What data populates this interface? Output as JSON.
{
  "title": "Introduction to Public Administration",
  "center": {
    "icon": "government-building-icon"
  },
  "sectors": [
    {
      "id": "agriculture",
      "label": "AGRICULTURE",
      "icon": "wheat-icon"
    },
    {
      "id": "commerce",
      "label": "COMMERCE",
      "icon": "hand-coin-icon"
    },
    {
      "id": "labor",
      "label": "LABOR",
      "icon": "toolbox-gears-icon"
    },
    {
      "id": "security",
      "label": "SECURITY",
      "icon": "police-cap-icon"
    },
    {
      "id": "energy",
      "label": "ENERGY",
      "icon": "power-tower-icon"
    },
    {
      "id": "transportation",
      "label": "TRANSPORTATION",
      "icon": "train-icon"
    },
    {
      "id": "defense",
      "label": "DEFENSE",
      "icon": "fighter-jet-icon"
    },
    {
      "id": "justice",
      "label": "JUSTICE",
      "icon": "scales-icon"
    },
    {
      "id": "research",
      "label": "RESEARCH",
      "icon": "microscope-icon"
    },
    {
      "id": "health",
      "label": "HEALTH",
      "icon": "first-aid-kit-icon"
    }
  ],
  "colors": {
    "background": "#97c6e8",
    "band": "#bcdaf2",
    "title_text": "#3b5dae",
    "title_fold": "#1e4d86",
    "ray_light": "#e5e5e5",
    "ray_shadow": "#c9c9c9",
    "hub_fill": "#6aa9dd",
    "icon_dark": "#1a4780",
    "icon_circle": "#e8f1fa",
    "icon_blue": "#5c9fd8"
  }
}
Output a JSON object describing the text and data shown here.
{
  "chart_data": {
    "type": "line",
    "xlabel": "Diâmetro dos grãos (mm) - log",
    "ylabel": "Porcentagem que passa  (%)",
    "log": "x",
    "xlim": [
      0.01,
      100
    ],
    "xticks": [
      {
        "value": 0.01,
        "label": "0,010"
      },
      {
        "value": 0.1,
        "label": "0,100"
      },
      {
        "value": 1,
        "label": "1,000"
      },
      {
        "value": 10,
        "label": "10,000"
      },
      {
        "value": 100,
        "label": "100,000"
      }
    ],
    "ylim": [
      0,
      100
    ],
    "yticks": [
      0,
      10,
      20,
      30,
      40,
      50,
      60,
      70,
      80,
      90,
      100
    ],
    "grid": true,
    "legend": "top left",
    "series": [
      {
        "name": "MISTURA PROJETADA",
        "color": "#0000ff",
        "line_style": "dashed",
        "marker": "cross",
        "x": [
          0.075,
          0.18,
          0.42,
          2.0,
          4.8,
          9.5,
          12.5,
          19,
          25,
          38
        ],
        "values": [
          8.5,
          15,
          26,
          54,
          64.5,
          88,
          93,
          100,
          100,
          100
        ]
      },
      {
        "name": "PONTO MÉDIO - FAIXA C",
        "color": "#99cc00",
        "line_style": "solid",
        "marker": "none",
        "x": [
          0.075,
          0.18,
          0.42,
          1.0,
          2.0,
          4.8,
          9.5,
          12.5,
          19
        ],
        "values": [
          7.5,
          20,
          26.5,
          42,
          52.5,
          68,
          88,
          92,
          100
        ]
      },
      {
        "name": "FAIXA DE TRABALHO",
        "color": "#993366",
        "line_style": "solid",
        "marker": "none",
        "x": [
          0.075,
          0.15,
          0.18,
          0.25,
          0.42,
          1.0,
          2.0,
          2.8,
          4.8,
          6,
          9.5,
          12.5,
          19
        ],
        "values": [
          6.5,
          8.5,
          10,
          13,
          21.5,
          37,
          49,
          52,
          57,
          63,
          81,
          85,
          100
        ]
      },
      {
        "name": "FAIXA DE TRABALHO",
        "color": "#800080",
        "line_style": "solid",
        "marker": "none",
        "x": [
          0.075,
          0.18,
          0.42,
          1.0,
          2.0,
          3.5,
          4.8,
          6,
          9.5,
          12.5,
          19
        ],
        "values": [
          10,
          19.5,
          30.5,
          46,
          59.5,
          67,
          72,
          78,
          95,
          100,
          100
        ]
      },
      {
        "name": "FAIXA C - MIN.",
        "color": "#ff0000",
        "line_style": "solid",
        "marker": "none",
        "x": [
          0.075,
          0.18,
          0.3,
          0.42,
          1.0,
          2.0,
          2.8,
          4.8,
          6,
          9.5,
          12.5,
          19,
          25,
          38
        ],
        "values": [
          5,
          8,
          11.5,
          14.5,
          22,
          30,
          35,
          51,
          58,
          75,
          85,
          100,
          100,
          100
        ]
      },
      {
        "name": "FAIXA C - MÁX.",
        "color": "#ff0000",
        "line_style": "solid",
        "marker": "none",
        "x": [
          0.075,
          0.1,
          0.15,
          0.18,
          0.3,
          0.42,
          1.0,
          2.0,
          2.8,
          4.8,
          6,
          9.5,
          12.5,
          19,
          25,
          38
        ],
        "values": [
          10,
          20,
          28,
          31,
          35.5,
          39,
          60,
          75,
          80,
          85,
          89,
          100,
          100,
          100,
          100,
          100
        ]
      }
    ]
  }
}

...

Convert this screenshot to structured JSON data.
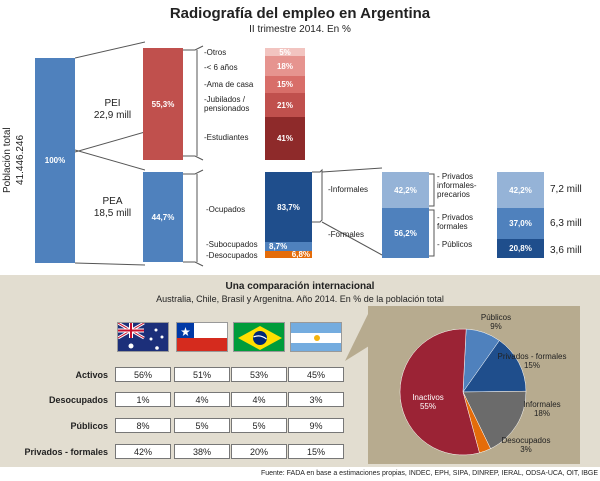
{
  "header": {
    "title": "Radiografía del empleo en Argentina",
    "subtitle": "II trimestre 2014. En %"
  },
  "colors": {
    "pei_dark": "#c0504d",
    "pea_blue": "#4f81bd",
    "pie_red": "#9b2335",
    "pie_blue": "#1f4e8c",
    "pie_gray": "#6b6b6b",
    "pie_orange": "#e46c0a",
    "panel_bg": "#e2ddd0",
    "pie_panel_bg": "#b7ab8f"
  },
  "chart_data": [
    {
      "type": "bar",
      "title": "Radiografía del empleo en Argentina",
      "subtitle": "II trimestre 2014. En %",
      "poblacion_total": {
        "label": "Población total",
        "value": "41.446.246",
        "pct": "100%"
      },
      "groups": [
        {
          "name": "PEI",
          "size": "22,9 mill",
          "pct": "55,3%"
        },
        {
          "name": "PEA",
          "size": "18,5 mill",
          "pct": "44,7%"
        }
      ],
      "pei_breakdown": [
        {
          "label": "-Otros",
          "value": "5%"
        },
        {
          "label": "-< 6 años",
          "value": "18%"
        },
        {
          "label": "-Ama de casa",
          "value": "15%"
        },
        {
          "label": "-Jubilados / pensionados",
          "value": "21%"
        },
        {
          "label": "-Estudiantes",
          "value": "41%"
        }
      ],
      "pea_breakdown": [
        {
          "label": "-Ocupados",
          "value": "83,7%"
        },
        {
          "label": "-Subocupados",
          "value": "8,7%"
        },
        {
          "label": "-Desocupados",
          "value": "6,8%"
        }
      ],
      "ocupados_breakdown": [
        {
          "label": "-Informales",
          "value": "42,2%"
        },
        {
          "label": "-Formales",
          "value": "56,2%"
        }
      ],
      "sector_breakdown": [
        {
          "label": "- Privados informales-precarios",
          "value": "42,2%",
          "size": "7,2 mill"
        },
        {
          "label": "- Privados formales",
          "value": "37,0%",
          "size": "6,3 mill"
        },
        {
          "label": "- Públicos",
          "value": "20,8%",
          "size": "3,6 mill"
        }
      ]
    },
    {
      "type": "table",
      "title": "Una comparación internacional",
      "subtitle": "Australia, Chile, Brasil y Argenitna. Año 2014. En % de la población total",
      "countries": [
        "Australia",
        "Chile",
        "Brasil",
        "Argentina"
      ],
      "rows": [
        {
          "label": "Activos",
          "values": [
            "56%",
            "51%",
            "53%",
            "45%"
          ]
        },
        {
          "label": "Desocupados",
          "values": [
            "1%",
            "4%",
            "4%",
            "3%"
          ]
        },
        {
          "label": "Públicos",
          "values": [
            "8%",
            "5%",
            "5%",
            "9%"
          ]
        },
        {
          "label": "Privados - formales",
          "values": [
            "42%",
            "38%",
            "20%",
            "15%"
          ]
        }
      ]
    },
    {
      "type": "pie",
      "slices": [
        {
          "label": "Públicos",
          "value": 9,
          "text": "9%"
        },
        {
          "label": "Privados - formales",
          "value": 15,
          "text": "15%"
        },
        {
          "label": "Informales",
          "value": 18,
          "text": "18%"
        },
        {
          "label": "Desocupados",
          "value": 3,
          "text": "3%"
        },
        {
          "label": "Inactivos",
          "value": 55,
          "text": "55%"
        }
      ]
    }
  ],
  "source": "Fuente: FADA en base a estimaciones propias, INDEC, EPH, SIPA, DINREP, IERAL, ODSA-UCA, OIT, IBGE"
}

_EXERCISE_
Read through the entries and copy each line in which "empleo" appears.

_ANSWER TO THE PROBLEM_
    "title": "Radiografía del empleo en Argentina",
      "title": "Radiografía del empleo en Argentina",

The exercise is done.